== What you will do ==
Will you quote all of the entries, word for word?

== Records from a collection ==
● ● ●

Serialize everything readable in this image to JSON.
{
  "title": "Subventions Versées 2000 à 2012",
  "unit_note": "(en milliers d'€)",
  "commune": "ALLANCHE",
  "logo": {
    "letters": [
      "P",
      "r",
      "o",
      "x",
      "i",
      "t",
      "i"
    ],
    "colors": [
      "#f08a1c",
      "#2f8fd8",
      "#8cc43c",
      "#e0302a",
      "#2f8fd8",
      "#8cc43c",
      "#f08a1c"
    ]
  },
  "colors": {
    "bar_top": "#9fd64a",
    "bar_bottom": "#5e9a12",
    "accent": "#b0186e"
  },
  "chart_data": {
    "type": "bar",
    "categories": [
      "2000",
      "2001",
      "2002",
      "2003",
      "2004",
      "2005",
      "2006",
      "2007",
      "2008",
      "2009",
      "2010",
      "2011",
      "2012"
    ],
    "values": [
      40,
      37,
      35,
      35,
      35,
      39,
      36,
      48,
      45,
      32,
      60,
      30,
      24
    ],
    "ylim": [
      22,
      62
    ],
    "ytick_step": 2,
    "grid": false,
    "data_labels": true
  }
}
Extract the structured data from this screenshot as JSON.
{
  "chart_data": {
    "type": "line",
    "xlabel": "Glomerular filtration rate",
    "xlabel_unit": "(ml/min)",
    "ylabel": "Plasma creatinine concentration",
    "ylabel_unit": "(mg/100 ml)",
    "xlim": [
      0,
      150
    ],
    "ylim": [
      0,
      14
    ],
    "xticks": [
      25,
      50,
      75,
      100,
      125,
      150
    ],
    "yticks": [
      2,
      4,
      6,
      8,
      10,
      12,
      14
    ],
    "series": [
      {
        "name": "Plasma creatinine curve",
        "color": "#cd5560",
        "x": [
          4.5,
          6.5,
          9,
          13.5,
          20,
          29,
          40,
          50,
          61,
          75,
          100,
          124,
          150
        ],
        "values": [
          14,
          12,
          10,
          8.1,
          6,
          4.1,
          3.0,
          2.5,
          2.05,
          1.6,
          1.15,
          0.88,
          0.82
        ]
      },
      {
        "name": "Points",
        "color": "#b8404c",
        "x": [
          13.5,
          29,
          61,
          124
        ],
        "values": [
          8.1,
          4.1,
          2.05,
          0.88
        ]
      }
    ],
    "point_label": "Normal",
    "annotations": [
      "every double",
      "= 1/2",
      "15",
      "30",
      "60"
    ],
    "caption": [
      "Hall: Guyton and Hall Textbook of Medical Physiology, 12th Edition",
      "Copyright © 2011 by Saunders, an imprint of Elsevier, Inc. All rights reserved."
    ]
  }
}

● ● ●

== The solution ==
Serialize everything readable in this image to JSON.
{
  "title": "Subventions Versées 2000 à 2012",
  "unit_note": "(en milliers d'€)",
  "commune": "ALLANCHE",
  "logo": {
    "letters": [
      "P",
      "r",
      "o",
      "x",
      "i",
      "t",
      "i"
    ],
    "colors": [
      "#f08a1c",
      "#2f8fd8",
      "#8cc43c",
      "#e0302a",
      "#2f8fd8",
      "#8cc43c",
      "#f08a1c"
    ]
  },
  "colors": {
    "bar_top": "#9fd64a",
    "bar_bottom": "#5e9a12",
    "accent": "#b0186e"
  },
  "chart_data": {
    "type": "bar",
    "categories": [
      "2000",
      "2001",
      "2002",
      "2003",
      "2004",
      "2005",
      "2006",
      "2007",
      "2008",
      "2009",
      "2010",
      "2011",
      "2012"
    ],
    "values": [
      40,
      37,
      35,
      35,
      35,
      39,
      36,
      48,
      45,
      32,
      60,
      30,
      24
    ],
    "ylim": [
      22,
      62
    ],
    "ytick_step": 2,
    "grid": false,
    "data_labels": true
  }
}
Extract the structured data from this screenshot as JSON.
{
  "chart_data": {
    "type": "line",
    "xlabel": "Glomerular filtration rate",
    "xlabel_unit": "(ml/min)",
    "ylabel": "Plasma creatinine concentration",
    "ylabel_unit": "(mg/100 ml)",
    "xlim": [
      0,
      150
    ],
    "ylim": [
      0,
      14
    ],
    "xticks": [
      25,
      50,
      75,
      100,
      125,
      150
    ],
    "yticks": [
      2,
      4,
      6,
      8,
      10,
      12,
      14
    ],
    "series": [
      {
        "name": "Plasma creatinine curve",
        "color": "#cd5560",
        "x": [
          4.5,
          6.5,
          9,
          13.5,
          20,
          29,
          40,
          50,
          61,
          75,
          100,
          124,
          150
        ],
        "values": [
          14,
          12,
          10,
          8.1,
          6,
          4.1,
          3.0,
          2.5,
          2.05,
          1.6,
          1.15,
          0.88,
          0.82
        ]
      },
      {
        "name": "Points",
        "color": "#b8404c",
        "x": [
          13.5,
          29,
          61,
          124
        ],
        "values": [
          8.1,
          4.1,
          2.05,
          0.88
        ]
      }
    ],
    "point_label": "Normal",
    "annotations": [
      "every double",
      "= 1/2",
      "15",
      "30",
      "60"
    ],
    "caption": [
      "Hall: Guyton and Hall Textbook of Medical Physiology, 12th Edition",
      "Copyright © 2011 by Saunders, an imprint of Elsevier, Inc. All rights reserved."
    ]
  }
}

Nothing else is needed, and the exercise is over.